Locate and copy each line in the data that contains the word "vida".

LISTED ENTRIES
*-*-*

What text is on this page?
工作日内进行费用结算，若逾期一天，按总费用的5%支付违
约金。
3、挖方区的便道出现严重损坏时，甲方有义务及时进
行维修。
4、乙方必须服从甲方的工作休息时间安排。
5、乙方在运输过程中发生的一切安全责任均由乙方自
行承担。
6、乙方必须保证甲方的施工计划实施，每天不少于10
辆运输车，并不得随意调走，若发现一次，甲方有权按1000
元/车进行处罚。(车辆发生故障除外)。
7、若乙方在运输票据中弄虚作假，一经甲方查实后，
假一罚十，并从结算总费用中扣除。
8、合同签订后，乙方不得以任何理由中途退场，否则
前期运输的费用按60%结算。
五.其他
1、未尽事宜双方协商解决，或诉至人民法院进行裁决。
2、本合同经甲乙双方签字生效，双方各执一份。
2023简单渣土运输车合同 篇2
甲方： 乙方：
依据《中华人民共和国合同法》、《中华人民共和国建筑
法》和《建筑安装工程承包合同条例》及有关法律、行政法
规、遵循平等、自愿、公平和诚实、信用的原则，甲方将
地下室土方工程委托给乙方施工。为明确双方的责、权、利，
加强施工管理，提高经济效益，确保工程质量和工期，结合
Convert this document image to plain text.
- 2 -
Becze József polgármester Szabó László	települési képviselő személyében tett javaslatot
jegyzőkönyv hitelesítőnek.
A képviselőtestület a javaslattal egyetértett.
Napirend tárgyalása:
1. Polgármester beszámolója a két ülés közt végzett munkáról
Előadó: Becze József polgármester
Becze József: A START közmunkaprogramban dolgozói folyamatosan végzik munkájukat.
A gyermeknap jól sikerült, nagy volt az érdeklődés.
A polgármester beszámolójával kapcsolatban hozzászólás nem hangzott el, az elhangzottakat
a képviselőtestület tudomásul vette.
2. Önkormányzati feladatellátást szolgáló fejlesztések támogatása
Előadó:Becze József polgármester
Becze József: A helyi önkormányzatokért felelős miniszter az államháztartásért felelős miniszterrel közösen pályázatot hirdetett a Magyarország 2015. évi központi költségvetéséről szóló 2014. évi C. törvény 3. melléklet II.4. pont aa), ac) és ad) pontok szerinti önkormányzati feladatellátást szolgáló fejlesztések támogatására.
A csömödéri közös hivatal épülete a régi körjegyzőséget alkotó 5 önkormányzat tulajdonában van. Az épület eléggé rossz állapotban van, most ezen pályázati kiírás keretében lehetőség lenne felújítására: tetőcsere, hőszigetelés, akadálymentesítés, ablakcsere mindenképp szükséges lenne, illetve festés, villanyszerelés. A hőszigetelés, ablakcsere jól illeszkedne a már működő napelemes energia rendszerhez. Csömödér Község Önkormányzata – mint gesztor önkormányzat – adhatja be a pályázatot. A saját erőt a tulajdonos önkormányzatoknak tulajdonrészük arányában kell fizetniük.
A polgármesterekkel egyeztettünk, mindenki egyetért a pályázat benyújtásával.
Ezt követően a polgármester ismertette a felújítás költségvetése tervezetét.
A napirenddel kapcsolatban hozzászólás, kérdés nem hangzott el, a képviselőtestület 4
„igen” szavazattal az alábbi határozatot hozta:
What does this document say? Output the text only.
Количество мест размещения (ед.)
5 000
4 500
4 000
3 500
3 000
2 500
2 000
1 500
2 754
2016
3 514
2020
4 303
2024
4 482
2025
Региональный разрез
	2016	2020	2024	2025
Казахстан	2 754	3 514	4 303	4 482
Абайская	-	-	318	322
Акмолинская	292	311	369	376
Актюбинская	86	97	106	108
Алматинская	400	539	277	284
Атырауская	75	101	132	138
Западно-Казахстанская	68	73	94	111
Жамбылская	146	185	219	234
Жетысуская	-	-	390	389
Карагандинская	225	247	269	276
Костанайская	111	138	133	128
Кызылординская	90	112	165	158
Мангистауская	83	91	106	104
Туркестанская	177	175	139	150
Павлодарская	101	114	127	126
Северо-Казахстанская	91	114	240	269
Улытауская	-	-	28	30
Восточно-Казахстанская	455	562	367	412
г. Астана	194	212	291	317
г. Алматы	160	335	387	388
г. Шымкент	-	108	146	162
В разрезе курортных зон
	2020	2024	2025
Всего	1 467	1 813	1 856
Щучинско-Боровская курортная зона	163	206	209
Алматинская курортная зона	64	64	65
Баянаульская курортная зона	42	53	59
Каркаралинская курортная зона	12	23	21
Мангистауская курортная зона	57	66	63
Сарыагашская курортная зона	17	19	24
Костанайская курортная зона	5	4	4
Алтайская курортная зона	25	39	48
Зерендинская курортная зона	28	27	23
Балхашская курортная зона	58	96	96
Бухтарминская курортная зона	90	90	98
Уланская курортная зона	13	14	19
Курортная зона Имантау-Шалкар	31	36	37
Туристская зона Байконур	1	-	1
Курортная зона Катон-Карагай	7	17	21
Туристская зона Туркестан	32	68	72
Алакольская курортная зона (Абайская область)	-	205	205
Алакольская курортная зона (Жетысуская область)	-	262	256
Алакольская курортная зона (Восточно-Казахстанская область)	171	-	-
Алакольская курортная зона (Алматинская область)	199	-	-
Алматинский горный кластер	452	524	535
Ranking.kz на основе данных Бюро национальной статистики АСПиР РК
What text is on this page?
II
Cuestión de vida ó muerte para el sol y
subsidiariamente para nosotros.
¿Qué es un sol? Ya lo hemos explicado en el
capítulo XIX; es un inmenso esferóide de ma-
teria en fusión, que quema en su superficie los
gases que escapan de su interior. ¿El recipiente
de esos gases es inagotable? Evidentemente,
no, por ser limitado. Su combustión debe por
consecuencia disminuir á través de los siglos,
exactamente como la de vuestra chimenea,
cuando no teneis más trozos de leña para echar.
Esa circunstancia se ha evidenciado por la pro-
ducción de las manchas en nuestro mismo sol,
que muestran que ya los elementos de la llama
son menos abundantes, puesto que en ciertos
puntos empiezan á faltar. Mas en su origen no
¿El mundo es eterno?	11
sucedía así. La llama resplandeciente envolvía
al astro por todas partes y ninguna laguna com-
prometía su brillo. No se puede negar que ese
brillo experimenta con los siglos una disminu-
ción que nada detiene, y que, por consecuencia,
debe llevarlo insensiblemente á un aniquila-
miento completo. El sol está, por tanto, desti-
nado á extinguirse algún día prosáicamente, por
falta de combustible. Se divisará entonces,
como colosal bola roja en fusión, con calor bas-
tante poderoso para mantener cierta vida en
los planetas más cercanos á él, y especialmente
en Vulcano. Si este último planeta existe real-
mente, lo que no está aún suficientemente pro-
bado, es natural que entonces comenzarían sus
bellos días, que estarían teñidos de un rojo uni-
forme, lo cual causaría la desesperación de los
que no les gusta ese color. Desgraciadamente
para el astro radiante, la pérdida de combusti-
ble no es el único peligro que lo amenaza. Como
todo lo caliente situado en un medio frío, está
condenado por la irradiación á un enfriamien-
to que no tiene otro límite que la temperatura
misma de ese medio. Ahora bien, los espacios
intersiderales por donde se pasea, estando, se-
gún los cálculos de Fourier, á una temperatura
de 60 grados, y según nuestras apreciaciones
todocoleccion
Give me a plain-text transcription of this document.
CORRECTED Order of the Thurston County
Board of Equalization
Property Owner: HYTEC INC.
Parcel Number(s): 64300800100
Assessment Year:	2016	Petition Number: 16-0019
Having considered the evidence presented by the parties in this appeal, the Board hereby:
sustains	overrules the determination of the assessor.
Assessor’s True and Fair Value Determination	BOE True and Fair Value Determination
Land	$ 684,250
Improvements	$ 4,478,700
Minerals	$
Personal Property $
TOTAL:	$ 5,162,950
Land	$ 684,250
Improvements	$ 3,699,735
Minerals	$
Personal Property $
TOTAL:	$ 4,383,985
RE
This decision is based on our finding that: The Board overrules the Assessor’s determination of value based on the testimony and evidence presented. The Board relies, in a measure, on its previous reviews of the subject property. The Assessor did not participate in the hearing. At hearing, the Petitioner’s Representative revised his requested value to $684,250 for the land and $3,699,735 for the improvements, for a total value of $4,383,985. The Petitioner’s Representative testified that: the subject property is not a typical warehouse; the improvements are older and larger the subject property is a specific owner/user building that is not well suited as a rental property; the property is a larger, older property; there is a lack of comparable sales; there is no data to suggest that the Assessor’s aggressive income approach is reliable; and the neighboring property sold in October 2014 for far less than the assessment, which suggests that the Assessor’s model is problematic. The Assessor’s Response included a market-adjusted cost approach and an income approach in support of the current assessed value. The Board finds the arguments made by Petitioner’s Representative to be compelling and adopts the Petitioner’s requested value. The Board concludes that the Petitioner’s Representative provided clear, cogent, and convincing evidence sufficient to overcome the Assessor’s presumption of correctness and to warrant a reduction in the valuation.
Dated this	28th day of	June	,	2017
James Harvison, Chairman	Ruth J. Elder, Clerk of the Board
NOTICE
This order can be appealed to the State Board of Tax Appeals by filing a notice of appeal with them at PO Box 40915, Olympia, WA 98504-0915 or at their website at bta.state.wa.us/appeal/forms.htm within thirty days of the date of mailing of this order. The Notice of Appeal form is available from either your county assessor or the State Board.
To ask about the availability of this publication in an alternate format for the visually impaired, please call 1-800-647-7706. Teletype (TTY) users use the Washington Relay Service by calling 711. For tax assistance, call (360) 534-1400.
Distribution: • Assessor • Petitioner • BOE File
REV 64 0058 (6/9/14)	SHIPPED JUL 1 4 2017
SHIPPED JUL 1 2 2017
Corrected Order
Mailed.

*-*-*

ANSWER
Cuestión de vida ó muerte para el sol y
tante poderoso para mantener cierta vida en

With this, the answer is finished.